## Source text
—————

Skip to content

Indiana Jones: The Pinball Adventure (Williams 1993)

VPW's most extensively documented build -- 100+ WIP versions over 2.5 years (v003 to v1.12), with 22 team members contributing. Led by iaakki (scripting/build lead), benji084 (C4D Octane baking), cyberpez (testing), sixtoe (VR), rothbauerw (physics), skitso (lighting), and wrd1972 (GI/lamp architecture). The build established several VPW standards including the ON/OFF primitive fading system, modulated flasher averaging, and the strategic shadow-drop release approach.

Build Story

Indiana Jones was built through six distinct phases: Foundation (v003-v027), Core Build (v027-v060), Polish (v060-v090), Christmas Sprint (v090-v104, 30+ versions in 6 days), RC Phase (RC1-RC9, 3 days of rapid tester cycles), and Post-Release (v1.01-v1.12 including Rubberizer, code cleanup, and PWM updates). The table was shadow-dropped during a live VPW stream, deliberately releasing before Zen Studios' Indiana Jones Pinball FX3 announcement.

Table-Specific Details

Mechanisms & Hardware

Idol carousel flipper array: VPX collidable primitives cannot be moved at runtime -- their collision mesh is calculated once at table load. For the rotating idol carousel, iaakki and rothbauerw used an array of VPX flipper objects arranged in a circle to approximate the collision boundary. Flippers are natively collidable AND movable, and scripting their positions/angles to rotate together produces a collision boundary indistinguishable from a true curve at typical ball speeds.

—————

## Element position data
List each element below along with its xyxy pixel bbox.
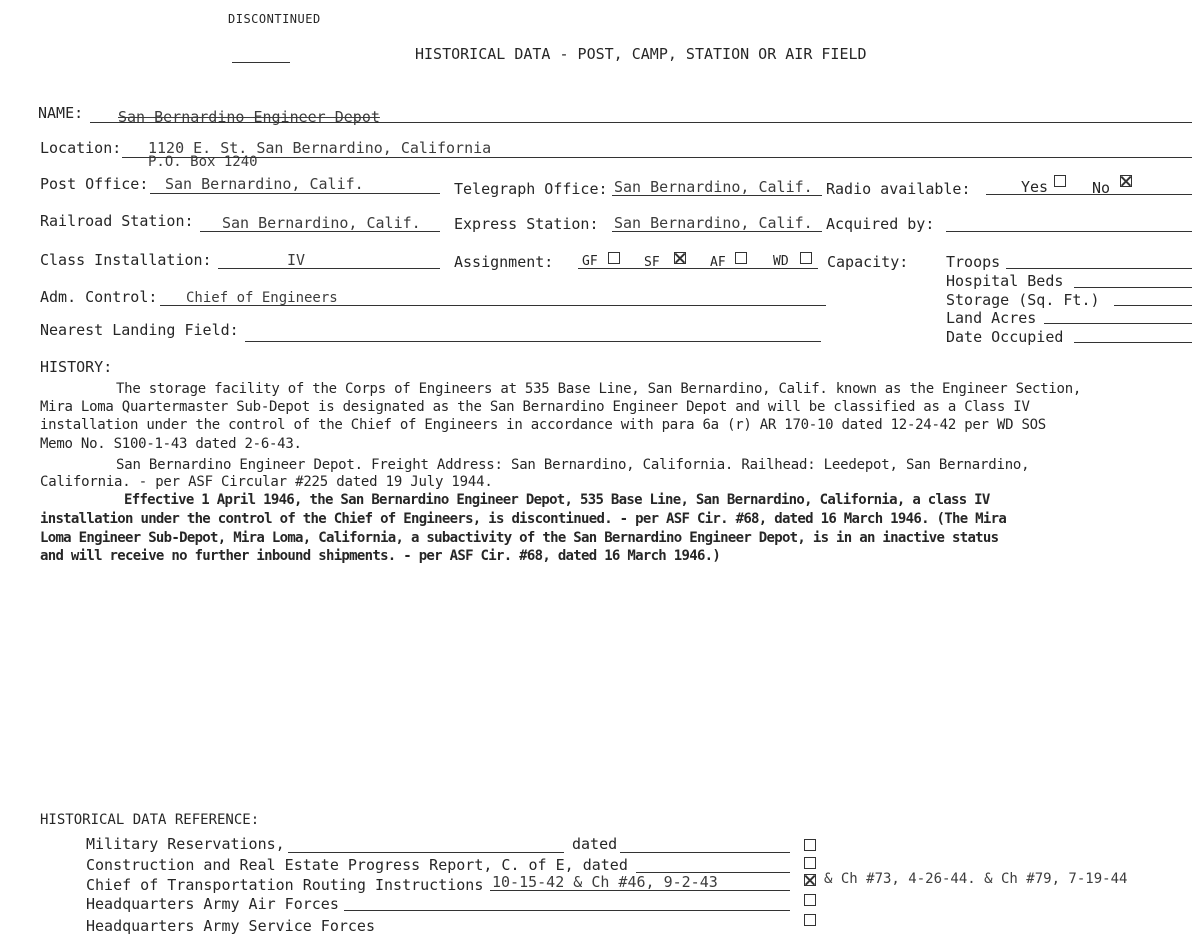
history-p3-line-3: Loma Engineer Sub-Depot, Mira Loma, California, a subactivity of the San Bernardino Engineer Depot, is in an inactive status [40,530,999,546]
ref-transport-label: Chief of Transportation Routing Instructions [86,876,484,894]
ref-transport-line [490,890,790,891]
ref-aaf-checkbox[interactable] [804,894,816,906]
assign-wd-label: WD [773,254,789,269]
ref-transport-checkbox[interactable] [804,874,816,886]
radio-no-label: No [1092,179,1111,197]
landing-label: Nearest Landing Field: [40,321,239,339]
location-pobox: P.O. Box 1240 [148,154,258,170]
adm-line [160,305,826,306]
radio-yes-checkbox[interactable] [1054,175,1066,187]
class-line [218,268,440,269]
history-p2-line-2: California. - per ASF Circular #225 dated 19 July 1944. [40,474,493,490]
assign-af-checkbox[interactable] [735,252,747,264]
capacity-date-label: Date Occupied [946,328,1064,346]
class-label: Class Installation: [40,251,212,269]
assign-gf-checkbox[interactable] [608,252,620,264]
post-office-label: Post Office: [40,175,149,193]
assign-wd-checkbox[interactable] [800,252,812,264]
form-title: HISTORICAL DATA - POST, CAMP, STATION OR AIR FIELD [415,45,867,63]
railroad-line [200,231,440,232]
stamp-underline [232,62,290,63]
adm-label: Adm. Control: [40,288,158,306]
post-office-value[interactable]: San Bernardino, Calif. [165,175,364,193]
ref-asf-label: Headquarters Army Service Forces [86,917,375,935]
ref-construction-checkbox[interactable] [804,857,816,869]
ref-construction-label: Construction and Real Estate Progress Report, C. of E, dated [86,856,628,874]
radio-label: Radio available: [826,180,971,198]
history-p1-line-3: installation under the control of the Chief of Engineers in accordance with para 6a (r) AR 170-10 dated 12-24-42 per WD SOS [40,417,1046,433]
assign-gf-label: GF [582,254,598,269]
name-value[interactable]: San Bernardino Engineer Depot [118,108,380,126]
railroad-label: Railroad Station: [40,212,194,230]
assign-sf-checkbox[interactable] [674,252,686,264]
ref-aaf-label: Headquarters Army Air Forces [86,895,339,913]
radio-yes-label: Yes [1021,178,1049,196]
history-p3-line-2: installation under the control of the Chief of Engineers, is discontinued. - per ASF Cir. #68, dated 16 March 1946. (The Mira [40,511,1007,527]
class-value[interactable]: IV [287,251,306,269]
express-value[interactable]: San Bernardino, Calif. [614,214,813,232]
ref-transport-extra: & Ch #73, 4-26-44. & Ch #79, 7-19-44 [824,871,1128,887]
history-p1-line-2: Mira Loma Quartermaster Sub-Depot is designated as the San Bernardino Engineer Depot and will be classified as a Class IV [40,399,1030,415]
capacity-land-label: Land Acres [946,309,1037,327]
telegraph-label: Telegraph Office: [454,180,608,198]
assign-af-label: AF [710,255,726,270]
radio-no-checkbox[interactable] [1120,175,1132,187]
history-p3-line-4: and will receive no further inbound shipments. - per ASF Cir. #68, dated 16 March 1946.) [40,548,721,564]
telegraph-line [612,195,822,196]
assignment-label: Assignment: [454,253,554,271]
ref-asf-checkbox[interactable] [804,914,816,926]
capacity-storage-line [1114,305,1192,306]
ref-military-label: Military Reservations, [86,835,285,853]
history-p2-line-1: San Bernardino Engineer Depot. Freight Address: San Bernardino, California. Railhead: Leedepot, San Bernardino, [116,457,1030,473]
express-label: Express Station: [454,215,599,233]
references-label: HISTORICAL DATA REFERENCE: [40,812,260,828]
ref-military-dated-line [620,852,790,853]
radio-line [986,194,1192,195]
history-p1-line-4: Memo No. S100-1-43 dated 2-6-43. [40,436,302,452]
capacity-hospital-line [1074,287,1192,288]
location-value[interactable]: 1120 E. St. San Bernardino, California [148,139,492,157]
capacity-land-line [1044,323,1192,324]
ref-military-checkbox[interactable] [804,839,816,851]
name-line [90,122,1192,123]
acquired-label: Acquired by: [826,215,935,233]
assign-sf-label: SF [644,255,660,270]
express-line [612,231,822,232]
telegraph-value[interactable]: San Bernardino, Calif. [614,178,813,196]
ref-military-line [288,852,564,853]
location-line [122,157,1192,158]
ref-aaf-line [344,910,790,911]
history-label: HISTORY: [40,358,113,376]
post-office-line [150,193,440,194]
capacity-storage-label: Storage (Sq. Ft.) [946,291,1100,309]
ref-military-dated: dated [572,835,618,853]
ref-transport-value[interactable]: 10-15-42 & Ch #46, 9-2-43 [492,873,718,891]
assignment-line [578,268,818,269]
capacity-troops-label: Troops [946,253,1001,271]
capacity-hospital-label: Hospital Beds [946,272,1064,290]
capacity-label: Capacity: [827,253,909,271]
history-p3-line-1: Effective 1 April 1946, the San Bernardino Engineer Depot, 535 Base Line, San Bernardino, California, a class IV [124,492,990,508]
history-p1-line-1: The storage facility of the Corps of Engineers at 535 Base Line, San Bernardino, Calif. known as the Engineer Section, [116,381,1082,397]
name-label: NAME: [38,104,84,122]
adm-value[interactable]: Chief of Engineers [186,290,338,306]
railroad-value[interactable]: San Bernardino, Calif. [222,214,421,232]
landing-line [245,341,821,342]
capacity-troops-line [1006,268,1192,269]
discontinued-stamp: DISCONTINUED [228,12,321,26]
location-label: Location: [40,139,122,157]
acquired-line [946,231,1192,232]
capacity-date-line [1074,342,1192,343]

—————

## To-do list
[1] Which build phases does the Indiana Jones pinball write-up name? Give only the phase names.
[2] Extend the Indiana Jones pinball write-up, picking up right after its final sentence.

## Results
[1] Foundation, Core Build, Polish, Christmas Sprint, RC Phase, Post-Release

[2]
Flipper coils (11629): Indiana Jones uses unusually strong flipper coils (part #11629), requiring flipper strength of 3250-3500 -- approximately 15-20% above typical WPC settings. Calibrated by testing specific shots requiring full flipper power (upper loop, ramp entries, cross-playfield shots).

CorTracker captive ball crash: The CorTracker calculates ball trajectory corrections, and at ROM init it processes all balls including captive balls. When the captive ball sits inside a sleeve/post assembly with zero distance to the post boundary, the tracker produces a division by zero. Fix: add a zero-distance guard in the calculation.

Art & Visuals

C4D Octane baking workflow: benji084 developed a low-res proxy workflow -- rendering at 4K with Octane's AI denoiser at aggressive settings, taking only 2-3 minutes per bake for layout debugging and UV issue verification. Final renders were exported as PNG/WEBP.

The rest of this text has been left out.